• Task objective:
List all lines of the data that include the string "olarak".

• Extracted material:
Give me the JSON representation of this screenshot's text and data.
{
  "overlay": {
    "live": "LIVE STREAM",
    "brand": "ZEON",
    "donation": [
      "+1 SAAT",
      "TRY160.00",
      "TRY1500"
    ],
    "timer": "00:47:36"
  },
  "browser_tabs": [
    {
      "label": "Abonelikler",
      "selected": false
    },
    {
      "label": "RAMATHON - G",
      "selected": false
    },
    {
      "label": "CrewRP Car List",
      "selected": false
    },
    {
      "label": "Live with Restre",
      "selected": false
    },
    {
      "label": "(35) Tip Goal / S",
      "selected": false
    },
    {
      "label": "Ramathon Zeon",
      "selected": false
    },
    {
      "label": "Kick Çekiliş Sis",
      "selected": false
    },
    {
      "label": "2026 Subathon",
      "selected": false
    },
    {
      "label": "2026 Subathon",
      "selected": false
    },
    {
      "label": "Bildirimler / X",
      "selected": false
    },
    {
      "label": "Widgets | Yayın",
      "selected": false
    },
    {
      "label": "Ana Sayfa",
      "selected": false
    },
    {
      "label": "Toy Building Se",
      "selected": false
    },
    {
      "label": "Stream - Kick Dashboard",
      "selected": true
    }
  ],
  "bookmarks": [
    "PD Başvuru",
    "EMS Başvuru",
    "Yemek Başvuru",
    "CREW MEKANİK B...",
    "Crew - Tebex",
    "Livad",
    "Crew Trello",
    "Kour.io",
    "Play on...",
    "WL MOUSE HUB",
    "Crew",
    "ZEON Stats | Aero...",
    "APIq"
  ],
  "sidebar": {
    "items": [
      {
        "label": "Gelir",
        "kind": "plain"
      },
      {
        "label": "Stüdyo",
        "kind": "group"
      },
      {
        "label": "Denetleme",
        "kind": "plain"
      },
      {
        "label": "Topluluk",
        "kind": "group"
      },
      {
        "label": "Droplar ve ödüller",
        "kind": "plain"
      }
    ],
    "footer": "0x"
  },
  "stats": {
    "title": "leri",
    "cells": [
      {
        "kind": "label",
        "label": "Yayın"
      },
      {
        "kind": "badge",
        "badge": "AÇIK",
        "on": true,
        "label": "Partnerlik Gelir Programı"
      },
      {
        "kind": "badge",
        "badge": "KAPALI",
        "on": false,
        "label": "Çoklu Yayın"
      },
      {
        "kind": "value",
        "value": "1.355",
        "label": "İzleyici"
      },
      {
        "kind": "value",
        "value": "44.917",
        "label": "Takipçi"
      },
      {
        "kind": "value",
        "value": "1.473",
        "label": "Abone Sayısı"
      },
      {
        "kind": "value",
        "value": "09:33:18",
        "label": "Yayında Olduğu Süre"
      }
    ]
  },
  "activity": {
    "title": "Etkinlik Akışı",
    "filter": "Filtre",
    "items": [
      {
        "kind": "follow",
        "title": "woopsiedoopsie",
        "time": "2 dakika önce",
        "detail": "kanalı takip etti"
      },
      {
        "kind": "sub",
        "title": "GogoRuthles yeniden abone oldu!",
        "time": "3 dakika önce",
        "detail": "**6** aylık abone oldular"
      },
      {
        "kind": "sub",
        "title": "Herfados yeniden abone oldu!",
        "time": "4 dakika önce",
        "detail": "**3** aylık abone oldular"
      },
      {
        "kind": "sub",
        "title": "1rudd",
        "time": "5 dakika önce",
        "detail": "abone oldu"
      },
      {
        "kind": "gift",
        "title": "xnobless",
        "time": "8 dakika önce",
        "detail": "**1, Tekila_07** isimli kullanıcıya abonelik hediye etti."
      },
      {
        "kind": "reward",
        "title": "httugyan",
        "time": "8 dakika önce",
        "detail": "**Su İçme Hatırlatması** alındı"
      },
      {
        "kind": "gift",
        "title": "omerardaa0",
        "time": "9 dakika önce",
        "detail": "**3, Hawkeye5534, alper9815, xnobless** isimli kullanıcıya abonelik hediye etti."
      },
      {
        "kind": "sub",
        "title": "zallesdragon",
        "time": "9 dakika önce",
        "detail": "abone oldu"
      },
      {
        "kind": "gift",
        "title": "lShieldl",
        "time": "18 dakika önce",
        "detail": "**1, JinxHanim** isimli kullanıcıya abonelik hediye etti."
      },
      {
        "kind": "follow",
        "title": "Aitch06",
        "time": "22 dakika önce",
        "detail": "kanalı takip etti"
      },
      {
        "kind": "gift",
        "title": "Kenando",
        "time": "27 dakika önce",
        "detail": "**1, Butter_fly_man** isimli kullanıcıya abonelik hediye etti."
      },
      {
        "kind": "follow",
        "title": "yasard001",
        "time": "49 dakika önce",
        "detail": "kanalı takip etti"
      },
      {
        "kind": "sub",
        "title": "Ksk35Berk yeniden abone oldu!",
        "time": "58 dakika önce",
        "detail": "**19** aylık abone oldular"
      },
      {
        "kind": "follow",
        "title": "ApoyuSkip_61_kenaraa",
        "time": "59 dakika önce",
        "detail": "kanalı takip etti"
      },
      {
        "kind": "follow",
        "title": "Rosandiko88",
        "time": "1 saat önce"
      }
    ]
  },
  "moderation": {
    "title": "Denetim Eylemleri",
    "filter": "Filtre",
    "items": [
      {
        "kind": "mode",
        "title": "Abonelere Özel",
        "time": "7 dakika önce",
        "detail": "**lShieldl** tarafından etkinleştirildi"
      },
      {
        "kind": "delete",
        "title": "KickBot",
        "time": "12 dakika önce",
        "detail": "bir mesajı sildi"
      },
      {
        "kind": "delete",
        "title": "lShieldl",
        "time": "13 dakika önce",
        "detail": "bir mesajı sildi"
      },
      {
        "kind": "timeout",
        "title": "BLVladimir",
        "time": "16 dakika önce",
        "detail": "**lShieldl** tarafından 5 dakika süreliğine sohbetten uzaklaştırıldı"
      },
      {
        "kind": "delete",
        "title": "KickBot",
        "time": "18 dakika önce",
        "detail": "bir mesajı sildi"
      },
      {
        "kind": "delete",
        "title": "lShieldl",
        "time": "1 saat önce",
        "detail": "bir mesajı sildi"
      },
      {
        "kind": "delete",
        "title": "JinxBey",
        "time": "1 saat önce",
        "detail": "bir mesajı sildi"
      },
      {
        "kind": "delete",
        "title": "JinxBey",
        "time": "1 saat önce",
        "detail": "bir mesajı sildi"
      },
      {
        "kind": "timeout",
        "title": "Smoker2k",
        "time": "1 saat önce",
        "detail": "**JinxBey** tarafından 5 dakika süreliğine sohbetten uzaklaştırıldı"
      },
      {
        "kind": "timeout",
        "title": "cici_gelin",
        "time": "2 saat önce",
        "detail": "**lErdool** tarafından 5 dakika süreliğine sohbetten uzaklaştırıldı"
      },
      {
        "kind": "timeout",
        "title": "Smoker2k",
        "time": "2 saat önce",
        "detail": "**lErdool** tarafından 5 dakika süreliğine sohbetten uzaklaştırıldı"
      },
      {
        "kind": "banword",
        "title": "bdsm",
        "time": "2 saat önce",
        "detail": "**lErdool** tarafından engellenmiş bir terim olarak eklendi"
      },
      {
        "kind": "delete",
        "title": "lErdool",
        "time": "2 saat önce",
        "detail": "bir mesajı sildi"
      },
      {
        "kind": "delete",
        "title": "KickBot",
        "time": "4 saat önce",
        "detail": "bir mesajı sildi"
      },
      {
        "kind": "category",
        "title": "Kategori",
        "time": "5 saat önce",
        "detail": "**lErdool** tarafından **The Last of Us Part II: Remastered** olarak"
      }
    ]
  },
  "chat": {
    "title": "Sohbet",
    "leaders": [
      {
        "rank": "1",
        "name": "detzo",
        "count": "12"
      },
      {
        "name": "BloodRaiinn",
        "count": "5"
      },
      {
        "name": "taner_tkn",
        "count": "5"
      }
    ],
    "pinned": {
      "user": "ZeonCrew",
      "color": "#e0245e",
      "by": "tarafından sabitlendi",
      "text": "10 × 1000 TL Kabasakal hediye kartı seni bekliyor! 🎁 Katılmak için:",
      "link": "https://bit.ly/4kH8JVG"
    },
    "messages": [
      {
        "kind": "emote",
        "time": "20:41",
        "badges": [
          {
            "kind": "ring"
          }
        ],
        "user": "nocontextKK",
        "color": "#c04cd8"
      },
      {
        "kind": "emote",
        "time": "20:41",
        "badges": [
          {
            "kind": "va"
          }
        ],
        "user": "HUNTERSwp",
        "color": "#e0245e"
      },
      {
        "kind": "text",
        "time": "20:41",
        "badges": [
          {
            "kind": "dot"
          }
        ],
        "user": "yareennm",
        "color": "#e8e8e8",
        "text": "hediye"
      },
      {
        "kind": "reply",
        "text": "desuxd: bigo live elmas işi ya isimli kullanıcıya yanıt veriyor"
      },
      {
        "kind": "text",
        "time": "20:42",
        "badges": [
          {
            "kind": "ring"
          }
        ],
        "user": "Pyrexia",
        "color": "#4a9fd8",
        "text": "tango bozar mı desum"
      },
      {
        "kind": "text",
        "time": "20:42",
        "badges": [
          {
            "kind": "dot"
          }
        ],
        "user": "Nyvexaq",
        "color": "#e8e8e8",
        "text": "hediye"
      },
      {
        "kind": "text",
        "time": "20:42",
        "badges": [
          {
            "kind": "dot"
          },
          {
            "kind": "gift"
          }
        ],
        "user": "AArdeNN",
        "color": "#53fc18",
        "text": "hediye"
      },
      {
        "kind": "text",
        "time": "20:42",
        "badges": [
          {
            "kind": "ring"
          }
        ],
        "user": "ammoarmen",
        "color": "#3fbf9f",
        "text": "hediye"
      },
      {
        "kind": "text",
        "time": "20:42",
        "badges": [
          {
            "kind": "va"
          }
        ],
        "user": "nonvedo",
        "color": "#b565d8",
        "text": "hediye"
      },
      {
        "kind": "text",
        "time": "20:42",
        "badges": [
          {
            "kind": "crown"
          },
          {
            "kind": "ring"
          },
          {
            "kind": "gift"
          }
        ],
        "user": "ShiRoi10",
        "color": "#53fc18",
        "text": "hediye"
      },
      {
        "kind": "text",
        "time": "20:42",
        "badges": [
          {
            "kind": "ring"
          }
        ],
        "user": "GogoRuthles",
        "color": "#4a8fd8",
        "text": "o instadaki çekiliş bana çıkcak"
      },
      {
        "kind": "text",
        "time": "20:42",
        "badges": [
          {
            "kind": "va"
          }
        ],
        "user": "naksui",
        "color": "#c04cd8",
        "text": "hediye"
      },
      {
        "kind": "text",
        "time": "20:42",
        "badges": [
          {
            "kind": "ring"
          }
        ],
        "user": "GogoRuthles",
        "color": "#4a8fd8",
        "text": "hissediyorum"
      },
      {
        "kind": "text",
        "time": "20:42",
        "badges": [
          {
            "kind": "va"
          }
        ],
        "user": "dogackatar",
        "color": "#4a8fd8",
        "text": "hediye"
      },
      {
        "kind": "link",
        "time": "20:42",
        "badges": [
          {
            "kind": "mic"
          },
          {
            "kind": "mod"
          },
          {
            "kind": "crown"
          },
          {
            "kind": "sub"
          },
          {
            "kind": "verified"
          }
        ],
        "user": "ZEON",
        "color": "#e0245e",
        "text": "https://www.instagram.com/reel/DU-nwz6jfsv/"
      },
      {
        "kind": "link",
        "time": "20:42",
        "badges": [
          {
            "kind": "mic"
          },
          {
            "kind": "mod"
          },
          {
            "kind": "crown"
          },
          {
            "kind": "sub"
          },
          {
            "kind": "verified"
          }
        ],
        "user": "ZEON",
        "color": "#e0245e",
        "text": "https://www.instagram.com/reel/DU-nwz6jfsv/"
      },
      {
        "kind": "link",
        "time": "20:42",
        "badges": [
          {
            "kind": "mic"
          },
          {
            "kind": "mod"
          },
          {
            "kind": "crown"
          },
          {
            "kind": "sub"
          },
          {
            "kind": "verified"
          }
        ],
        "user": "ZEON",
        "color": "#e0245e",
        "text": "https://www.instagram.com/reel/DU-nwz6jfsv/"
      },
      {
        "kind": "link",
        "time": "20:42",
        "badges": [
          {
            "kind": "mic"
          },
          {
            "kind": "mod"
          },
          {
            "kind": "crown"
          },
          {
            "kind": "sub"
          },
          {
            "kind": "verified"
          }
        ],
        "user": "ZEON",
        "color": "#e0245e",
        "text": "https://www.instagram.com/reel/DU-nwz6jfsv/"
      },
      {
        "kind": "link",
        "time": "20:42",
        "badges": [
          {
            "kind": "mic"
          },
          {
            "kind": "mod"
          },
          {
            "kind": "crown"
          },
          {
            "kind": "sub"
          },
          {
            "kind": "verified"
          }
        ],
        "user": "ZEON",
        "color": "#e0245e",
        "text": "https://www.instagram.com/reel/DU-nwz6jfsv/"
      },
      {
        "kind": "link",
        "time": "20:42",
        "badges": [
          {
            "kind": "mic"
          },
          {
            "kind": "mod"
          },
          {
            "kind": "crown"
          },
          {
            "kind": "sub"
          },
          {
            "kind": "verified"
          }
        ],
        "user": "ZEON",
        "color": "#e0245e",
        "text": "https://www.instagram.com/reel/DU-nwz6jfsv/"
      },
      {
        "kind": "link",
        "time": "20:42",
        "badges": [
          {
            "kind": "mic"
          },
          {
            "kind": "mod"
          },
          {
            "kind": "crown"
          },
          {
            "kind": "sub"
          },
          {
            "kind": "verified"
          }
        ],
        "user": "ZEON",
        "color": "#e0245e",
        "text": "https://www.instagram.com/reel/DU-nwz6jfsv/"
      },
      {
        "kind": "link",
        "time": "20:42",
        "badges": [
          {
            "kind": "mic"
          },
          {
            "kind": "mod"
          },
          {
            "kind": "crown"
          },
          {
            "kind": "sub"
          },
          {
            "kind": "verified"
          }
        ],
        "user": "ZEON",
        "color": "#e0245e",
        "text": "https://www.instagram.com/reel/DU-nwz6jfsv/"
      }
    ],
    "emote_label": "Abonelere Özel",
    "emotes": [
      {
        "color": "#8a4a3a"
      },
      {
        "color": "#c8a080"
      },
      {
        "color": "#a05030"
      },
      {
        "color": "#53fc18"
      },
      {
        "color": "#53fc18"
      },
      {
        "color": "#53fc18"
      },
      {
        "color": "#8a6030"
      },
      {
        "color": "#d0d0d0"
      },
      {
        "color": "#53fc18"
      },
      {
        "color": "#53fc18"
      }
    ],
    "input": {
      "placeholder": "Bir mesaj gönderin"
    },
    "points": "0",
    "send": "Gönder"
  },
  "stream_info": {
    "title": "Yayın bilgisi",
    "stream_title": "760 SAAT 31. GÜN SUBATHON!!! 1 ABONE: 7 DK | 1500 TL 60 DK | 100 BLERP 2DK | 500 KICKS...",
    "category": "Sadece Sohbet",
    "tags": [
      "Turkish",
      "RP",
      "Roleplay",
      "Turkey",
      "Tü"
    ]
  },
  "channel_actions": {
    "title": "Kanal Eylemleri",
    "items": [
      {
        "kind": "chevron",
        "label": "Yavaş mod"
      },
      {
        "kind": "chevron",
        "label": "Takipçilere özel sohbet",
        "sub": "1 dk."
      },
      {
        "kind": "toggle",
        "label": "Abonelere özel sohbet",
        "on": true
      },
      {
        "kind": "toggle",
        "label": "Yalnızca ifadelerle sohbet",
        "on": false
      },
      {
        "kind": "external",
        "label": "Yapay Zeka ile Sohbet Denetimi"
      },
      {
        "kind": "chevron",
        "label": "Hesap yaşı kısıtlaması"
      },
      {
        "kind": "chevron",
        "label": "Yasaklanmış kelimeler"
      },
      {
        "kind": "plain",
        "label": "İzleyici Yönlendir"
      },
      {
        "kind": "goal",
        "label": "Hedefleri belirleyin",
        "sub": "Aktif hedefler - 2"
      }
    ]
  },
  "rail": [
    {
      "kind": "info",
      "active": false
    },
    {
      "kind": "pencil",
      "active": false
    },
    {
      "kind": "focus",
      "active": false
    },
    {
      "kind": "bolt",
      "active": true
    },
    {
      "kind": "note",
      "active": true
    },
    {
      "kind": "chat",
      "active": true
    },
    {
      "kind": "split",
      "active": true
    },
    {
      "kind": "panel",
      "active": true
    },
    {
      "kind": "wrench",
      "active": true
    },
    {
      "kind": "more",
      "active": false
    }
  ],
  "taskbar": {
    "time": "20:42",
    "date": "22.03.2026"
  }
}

• Result below:
        "detail": "**lErdool** tarafından engellenmiş bir terim olarak eklendi"
        "detail": "**lErdool** tarafından **The Last of Us Part II: Remastered** olarak"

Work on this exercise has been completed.